__Supplied records__:

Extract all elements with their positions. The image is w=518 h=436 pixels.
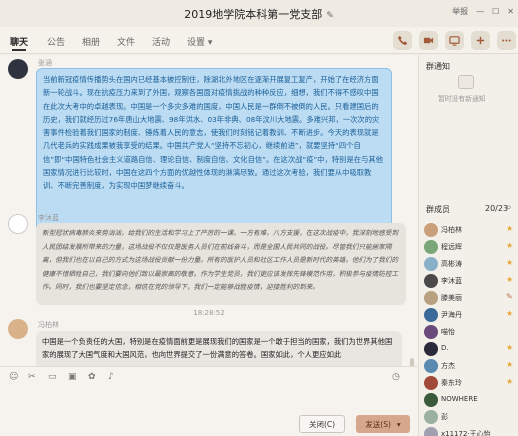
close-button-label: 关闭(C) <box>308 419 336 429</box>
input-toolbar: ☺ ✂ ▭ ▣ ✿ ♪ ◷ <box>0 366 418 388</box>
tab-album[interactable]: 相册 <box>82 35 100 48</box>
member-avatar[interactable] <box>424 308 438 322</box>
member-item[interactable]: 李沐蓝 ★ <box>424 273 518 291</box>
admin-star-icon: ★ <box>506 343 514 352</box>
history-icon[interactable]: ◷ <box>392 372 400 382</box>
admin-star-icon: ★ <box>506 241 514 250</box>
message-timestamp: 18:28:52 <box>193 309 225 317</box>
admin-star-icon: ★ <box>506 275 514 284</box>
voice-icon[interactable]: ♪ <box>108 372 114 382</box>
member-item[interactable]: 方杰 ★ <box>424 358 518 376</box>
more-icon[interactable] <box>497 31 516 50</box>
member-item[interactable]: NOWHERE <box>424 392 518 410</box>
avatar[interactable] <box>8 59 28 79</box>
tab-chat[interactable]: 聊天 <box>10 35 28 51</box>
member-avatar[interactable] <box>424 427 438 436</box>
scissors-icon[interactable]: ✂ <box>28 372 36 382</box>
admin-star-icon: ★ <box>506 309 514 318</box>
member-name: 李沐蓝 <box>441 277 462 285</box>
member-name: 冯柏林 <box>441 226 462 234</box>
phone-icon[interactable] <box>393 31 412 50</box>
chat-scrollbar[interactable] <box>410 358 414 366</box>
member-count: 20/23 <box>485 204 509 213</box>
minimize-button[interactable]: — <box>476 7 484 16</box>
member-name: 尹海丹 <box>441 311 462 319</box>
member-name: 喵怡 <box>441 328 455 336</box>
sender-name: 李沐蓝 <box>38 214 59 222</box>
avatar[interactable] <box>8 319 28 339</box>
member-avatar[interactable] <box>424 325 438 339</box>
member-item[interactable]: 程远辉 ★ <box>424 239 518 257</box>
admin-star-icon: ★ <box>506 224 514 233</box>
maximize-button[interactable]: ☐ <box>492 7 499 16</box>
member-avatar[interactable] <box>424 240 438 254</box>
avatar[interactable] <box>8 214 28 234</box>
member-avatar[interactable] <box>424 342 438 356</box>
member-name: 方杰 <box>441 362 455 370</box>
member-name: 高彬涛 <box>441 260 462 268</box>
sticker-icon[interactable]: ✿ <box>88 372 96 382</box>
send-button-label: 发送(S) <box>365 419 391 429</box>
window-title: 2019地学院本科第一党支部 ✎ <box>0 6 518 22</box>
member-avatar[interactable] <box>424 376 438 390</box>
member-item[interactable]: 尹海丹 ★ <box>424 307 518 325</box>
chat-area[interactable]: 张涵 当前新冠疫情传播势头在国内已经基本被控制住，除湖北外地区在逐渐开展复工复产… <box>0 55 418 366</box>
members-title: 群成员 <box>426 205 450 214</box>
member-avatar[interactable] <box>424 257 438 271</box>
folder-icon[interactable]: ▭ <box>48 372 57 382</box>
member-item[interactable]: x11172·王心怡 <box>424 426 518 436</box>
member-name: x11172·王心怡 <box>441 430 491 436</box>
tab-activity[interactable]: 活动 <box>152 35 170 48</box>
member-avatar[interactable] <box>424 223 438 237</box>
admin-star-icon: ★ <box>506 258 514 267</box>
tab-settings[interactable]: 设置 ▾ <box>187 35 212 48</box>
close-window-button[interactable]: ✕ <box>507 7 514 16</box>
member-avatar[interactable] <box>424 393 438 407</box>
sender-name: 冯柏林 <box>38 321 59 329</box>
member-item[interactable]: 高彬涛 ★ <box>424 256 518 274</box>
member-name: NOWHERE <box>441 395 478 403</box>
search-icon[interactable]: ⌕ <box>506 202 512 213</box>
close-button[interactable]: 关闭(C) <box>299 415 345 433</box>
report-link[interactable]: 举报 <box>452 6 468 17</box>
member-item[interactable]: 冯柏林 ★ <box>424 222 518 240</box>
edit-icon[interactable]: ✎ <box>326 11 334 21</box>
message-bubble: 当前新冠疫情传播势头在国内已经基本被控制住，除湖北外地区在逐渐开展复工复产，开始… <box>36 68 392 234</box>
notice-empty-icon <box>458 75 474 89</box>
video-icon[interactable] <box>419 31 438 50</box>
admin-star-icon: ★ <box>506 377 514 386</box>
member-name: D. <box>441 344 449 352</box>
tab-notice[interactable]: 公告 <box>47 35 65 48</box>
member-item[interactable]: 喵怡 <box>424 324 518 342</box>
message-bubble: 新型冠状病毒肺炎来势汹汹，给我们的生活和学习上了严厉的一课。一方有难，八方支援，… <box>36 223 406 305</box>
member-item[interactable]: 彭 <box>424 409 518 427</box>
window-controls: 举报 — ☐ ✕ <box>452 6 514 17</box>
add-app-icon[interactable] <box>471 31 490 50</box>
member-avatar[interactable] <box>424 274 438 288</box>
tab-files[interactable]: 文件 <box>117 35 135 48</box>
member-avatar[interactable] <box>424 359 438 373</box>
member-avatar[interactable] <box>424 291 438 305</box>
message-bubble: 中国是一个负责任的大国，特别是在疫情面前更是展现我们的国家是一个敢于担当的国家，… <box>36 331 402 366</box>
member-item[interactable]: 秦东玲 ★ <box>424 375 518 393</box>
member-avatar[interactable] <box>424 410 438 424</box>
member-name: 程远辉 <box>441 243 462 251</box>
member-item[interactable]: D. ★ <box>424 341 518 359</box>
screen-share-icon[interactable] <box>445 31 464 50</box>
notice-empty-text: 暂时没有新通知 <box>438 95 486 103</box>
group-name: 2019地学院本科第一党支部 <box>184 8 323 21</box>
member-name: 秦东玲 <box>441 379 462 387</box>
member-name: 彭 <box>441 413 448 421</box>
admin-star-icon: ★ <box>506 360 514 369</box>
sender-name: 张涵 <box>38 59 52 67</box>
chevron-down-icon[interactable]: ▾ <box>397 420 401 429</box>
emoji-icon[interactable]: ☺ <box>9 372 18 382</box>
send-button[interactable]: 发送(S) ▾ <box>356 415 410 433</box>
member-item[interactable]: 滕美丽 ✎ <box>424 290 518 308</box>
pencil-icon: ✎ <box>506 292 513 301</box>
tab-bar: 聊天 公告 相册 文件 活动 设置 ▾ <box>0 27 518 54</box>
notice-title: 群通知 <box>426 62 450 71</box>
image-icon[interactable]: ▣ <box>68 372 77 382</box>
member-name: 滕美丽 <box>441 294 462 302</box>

...

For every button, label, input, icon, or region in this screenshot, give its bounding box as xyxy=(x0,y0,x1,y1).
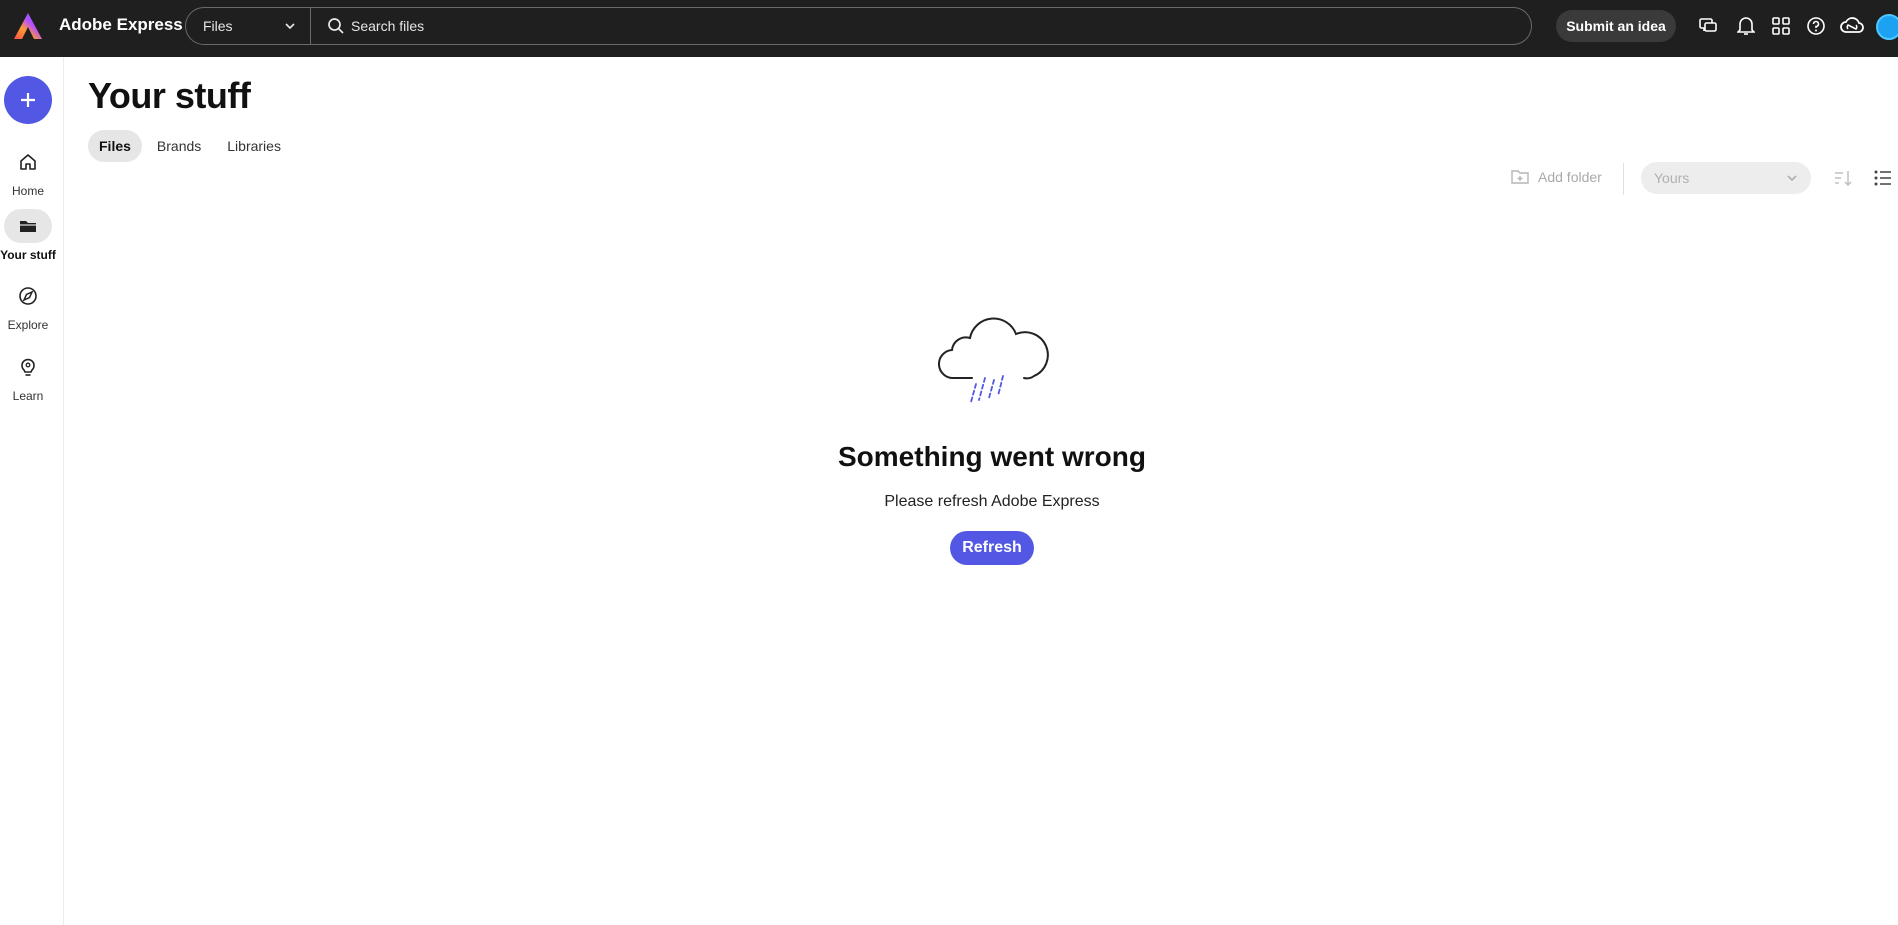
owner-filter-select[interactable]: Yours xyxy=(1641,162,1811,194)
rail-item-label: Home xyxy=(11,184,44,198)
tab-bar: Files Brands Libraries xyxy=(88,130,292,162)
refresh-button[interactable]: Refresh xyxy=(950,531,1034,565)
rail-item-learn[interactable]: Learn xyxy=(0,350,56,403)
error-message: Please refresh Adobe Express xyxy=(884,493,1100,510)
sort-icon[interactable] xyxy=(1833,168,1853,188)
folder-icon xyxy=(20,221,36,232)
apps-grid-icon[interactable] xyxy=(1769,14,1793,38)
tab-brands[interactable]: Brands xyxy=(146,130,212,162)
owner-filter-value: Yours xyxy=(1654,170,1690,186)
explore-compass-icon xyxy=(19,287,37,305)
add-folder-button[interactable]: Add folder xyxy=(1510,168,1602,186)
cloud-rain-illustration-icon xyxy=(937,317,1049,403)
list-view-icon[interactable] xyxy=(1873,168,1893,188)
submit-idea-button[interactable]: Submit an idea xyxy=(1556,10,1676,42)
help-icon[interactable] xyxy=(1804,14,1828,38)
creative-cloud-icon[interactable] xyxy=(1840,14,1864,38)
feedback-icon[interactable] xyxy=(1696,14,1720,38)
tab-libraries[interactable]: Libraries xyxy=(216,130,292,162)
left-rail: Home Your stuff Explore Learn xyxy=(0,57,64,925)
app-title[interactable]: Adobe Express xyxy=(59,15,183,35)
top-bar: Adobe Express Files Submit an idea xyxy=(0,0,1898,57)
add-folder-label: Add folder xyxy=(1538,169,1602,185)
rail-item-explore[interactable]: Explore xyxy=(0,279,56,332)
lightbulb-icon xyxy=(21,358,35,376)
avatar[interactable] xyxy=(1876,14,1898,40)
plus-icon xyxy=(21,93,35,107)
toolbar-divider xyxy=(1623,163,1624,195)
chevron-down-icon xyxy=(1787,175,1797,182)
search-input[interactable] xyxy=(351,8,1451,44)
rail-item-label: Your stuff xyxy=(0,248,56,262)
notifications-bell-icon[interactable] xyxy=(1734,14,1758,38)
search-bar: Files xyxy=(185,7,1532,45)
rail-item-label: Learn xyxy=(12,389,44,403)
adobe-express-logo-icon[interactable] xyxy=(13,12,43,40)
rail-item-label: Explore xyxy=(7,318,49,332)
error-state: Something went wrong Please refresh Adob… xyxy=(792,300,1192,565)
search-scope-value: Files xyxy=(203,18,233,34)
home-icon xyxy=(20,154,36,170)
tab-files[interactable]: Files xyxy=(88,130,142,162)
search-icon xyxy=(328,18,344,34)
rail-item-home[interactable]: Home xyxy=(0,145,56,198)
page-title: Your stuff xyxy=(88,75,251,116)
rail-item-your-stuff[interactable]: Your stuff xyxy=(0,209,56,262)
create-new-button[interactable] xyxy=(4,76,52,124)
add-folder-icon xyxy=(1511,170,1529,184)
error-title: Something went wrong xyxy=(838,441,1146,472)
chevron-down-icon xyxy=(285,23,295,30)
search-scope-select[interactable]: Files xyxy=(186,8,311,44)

__Your objective__: Repeat every line of the data from the line with "close-button-label: 关闭(C) <box>308" to the line with "members-title: 群成员 <box>426 205 450 214</box>".

__Written reply__:
close-button-label: 关闭(C) <box>308 419 336 429</box>
input-toolbar: ☺ ✂ ▭ ▣ ✿ ♪ ◷ <box>0 366 418 388</box>
tab-album[interactable]: 相册 <box>82 35 100 48</box>
member-avatar[interactable] <box>424 308 438 322</box>
member-item[interactable]: 李沐蓝 ★ <box>424 273 518 291</box>
admin-star-icon: ★ <box>506 343 514 352</box>
history-icon[interactable]: ◷ <box>392 372 400 382</box>
admin-star-icon: ★ <box>506 241 514 250</box>
message-timestamp: 18:28:52 <box>193 309 225 317</box>
admin-star-icon: ★ <box>506 275 514 284</box>
voice-icon[interactable]: ♪ <box>108 372 114 382</box>
member-item[interactable]: 方杰 ★ <box>424 358 518 376</box>
more-icon[interactable] <box>497 31 516 50</box>
member-item[interactable]: NOWHERE <box>424 392 518 410</box>
avatar[interactable] <box>8 59 28 79</box>
tab-chat[interactable]: 聊天 <box>10 35 28 51</box>
member-avatar[interactable] <box>424 427 438 436</box>
scissors-icon[interactable]: ✂ <box>28 372 36 382</box>
admin-star-icon: ★ <box>506 309 514 318</box>
member-name: 李沐蓝 <box>441 277 462 285</box>
member-name: 冯柏林 <box>441 226 462 234</box>
phone-icon[interactable] <box>393 31 412 50</box>
chat-scrollbar[interactable] <box>410 358 414 366</box>
member-count: 20/23 <box>485 204 509 213</box>
minimize-button[interactable]: — <box>476 7 484 16</box>
member-name: 尹海丹 <box>441 311 462 319</box>
member-name: 喵怡 <box>441 328 455 336</box>
sender-name: 李沐蓝 <box>38 214 59 222</box>
avatar[interactable] <box>8 319 28 339</box>
member-avatar[interactable] <box>424 325 438 339</box>
member-item[interactable]: 程远辉 ★ <box>424 239 518 257</box>
admin-star-icon: ★ <box>506 224 514 233</box>
maximize-button[interactable]: ☐ <box>492 7 499 16</box>
member-avatar[interactable] <box>424 240 438 254</box>
avatar[interactable] <box>8 214 28 234</box>
member-avatar[interactable] <box>424 342 438 356</box>
member-name: 方杰 <box>441 362 455 370</box>
member-name: 高彬涛 <box>441 260 462 268</box>
sticker-icon[interactable]: ✿ <box>88 372 96 382</box>
send-button-label: 发送(S) <box>365 419 391 429</box>
window-title: 2019地学院本科第一党支部 ✎ <box>0 6 518 22</box>
member-avatar[interactable] <box>424 376 438 390</box>
member-item[interactable]: 尹海丹 ★ <box>424 307 518 325</box>
chat-area[interactable]: 张涵 当前新冠疫情传播势头在国内已经基本被控制住，除湖北外地区在逐渐开展复工复产… <box>0 55 418 366</box>
members-title: 群成员 <box>426 205 450 214</box>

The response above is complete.